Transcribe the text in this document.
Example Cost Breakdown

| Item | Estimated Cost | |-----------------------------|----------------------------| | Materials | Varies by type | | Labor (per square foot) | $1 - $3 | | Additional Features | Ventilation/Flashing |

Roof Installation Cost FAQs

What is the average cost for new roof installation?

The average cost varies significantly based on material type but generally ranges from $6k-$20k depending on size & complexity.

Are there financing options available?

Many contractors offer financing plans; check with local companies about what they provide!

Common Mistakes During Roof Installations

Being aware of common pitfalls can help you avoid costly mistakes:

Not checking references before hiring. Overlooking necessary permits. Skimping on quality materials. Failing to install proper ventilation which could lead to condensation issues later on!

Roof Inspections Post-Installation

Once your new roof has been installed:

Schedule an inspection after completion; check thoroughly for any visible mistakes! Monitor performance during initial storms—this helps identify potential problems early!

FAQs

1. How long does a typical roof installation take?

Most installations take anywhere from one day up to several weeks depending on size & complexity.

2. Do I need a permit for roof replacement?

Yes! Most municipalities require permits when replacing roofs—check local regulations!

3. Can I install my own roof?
+ + +
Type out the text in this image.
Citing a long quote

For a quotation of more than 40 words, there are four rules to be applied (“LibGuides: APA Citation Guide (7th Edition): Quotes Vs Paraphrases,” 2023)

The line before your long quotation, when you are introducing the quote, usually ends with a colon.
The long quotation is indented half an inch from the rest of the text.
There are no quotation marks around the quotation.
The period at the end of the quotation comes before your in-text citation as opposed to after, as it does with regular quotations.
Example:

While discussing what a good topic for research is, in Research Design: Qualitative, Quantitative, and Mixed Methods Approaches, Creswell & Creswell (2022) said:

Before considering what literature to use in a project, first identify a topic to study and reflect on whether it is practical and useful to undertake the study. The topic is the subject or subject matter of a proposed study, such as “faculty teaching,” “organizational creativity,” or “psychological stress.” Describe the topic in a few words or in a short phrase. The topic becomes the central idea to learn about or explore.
+ + +
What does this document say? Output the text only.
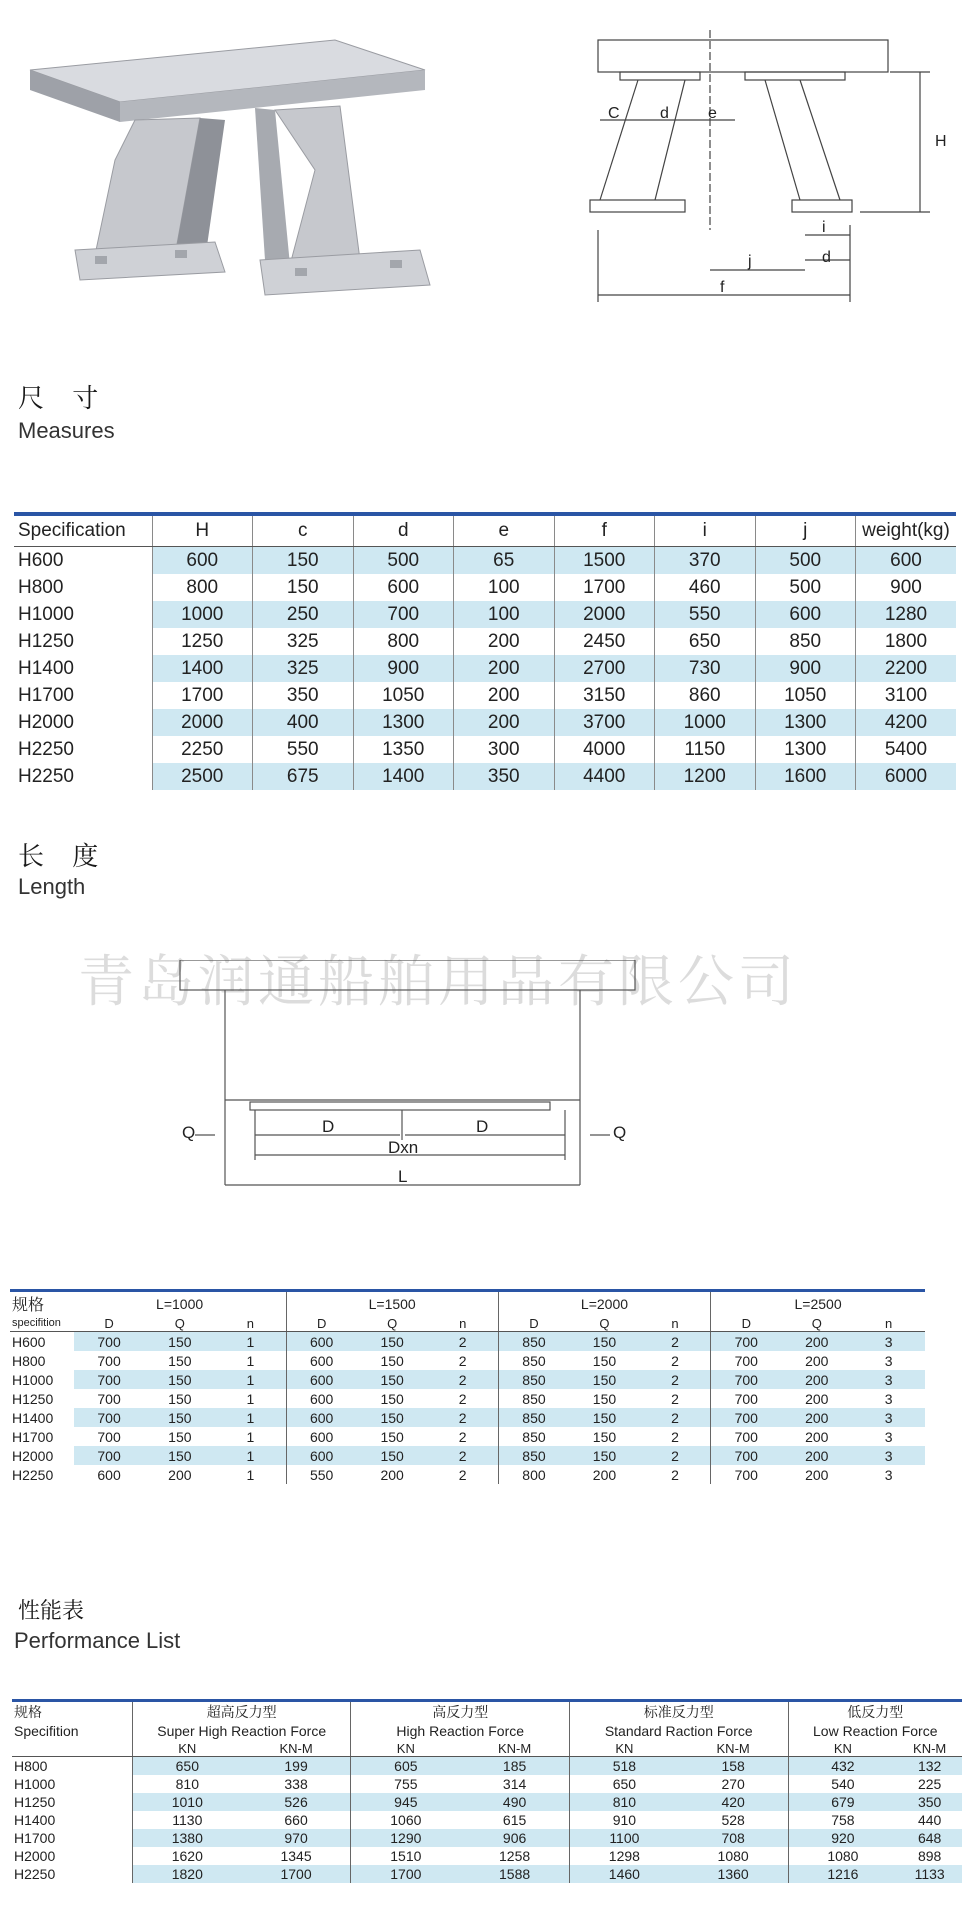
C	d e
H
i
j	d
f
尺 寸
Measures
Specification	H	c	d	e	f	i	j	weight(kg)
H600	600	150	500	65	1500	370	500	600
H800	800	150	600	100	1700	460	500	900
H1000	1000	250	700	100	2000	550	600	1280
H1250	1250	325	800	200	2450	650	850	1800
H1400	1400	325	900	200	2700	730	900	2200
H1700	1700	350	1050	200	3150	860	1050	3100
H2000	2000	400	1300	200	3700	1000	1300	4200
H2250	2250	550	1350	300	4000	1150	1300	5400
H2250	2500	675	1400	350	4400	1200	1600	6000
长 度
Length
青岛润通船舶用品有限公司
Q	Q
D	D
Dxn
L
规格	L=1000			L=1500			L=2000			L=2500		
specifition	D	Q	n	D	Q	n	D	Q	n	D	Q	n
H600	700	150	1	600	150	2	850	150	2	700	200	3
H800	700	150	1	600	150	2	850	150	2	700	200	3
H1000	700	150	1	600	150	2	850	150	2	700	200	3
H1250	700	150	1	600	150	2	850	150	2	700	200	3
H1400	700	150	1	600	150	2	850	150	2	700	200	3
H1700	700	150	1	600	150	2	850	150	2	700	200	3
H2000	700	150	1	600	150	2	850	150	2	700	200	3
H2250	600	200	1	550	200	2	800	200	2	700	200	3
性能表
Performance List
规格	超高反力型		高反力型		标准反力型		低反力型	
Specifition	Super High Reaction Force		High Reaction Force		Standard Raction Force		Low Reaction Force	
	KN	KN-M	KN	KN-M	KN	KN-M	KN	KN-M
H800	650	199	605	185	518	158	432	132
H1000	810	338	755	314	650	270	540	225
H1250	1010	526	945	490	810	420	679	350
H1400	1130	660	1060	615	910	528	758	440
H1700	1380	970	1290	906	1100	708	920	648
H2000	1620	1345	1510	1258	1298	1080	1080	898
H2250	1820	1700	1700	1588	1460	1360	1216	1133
+ + +
From the entries, copy out each line containing the word "complexity".

The average cost varies significantly based on material type but generally ranges from $6k-$20k depending on size & complexity.
Most installations take anywhere from one day up to several weeks depending on size & complexity.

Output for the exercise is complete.